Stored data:
* begin *
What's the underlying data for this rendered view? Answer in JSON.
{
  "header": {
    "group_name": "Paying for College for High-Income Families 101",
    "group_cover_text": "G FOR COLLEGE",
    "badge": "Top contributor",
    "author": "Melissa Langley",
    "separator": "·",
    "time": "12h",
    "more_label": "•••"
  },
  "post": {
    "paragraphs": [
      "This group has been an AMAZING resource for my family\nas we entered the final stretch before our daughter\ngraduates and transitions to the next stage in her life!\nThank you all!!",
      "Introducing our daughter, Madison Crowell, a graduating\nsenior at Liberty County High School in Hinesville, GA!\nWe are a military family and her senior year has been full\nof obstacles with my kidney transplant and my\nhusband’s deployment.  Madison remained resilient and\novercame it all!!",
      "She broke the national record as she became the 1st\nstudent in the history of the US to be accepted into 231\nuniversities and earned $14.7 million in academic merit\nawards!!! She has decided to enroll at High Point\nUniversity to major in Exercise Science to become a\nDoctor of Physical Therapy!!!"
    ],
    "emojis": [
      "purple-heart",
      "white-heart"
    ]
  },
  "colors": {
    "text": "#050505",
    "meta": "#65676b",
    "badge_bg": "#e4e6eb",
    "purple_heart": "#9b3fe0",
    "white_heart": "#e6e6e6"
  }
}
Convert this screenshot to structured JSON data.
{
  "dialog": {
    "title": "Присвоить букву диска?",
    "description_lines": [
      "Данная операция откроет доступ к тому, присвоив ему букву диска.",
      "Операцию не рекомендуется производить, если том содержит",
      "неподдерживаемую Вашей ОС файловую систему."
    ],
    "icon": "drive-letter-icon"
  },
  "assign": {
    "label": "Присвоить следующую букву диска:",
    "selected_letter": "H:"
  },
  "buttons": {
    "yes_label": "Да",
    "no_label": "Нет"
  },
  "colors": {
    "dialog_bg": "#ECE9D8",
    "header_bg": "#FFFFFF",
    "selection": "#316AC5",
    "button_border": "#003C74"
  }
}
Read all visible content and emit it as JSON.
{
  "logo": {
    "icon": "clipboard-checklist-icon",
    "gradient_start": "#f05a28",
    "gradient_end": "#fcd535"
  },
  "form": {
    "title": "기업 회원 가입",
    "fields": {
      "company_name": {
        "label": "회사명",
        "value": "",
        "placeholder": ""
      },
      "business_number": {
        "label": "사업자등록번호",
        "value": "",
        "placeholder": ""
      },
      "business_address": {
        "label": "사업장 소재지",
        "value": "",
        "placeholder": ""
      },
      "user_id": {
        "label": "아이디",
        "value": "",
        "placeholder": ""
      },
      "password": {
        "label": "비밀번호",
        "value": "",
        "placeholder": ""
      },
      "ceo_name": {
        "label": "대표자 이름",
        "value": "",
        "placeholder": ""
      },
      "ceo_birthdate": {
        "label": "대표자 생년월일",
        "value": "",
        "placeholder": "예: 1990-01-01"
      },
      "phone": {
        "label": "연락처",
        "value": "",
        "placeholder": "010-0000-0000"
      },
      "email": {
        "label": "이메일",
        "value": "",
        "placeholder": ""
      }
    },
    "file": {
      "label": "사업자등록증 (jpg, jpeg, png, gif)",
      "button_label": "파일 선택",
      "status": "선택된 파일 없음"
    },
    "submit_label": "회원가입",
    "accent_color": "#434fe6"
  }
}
* end *
Exercise task: Return exactly the lines from the one containing "Read all visible content and emit it as JSON." to the last line of the data, and nothing more.

Answer to this problem:
Read all visible content and emit it as JSON.
{
  "logo": {
    "icon": "clipboard-checklist-icon",
    "gradient_start": "#f05a28",
    "gradient_end": "#fcd535"
  },
  "form": {
    "title": "기업 회원 가입",
    "fields": {
      "company_name": {
        "label": "회사명",
        "value": "",
        "placeholder": ""
      },
      "business_number": {
        "label": "사업자등록번호",
        "value": "",
        "placeholder": ""
      },
      "business_address": {
        "label": "사업장 소재지",
        "value": "",
        "placeholder": ""
      },
      "user_id": {
        "label": "아이디",
        "value": "",
        "placeholder": ""
      },
      "password": {
        "label": "비밀번호",
        "value": "",
        "placeholder": ""
      },
      "ceo_name": {
        "label": "대표자 이름",
        "value": "",
        "placeholder": ""
      },
      "ceo_birthdate": {
        "label": "대표자 생년월일",
        "value": "",
        "placeholder": "예: 1990-01-01"
      },
      "phone": {
        "label": "연락처",
        "value": "",
        "placeholder": "010-0000-0000"
      },
      "email": {
        "label": "이메일",
        "value": "",
        "placeholder": ""
      }
    },
    "file": {
      "label": "사업자등록증 (jpg, jpeg, png, gif)",
      "button_label": "파일 선택",
      "status": "선택된 파일 없음"
    },
    "submit_label": "회원가입",
    "accent_color": "#434fe6"
  }
}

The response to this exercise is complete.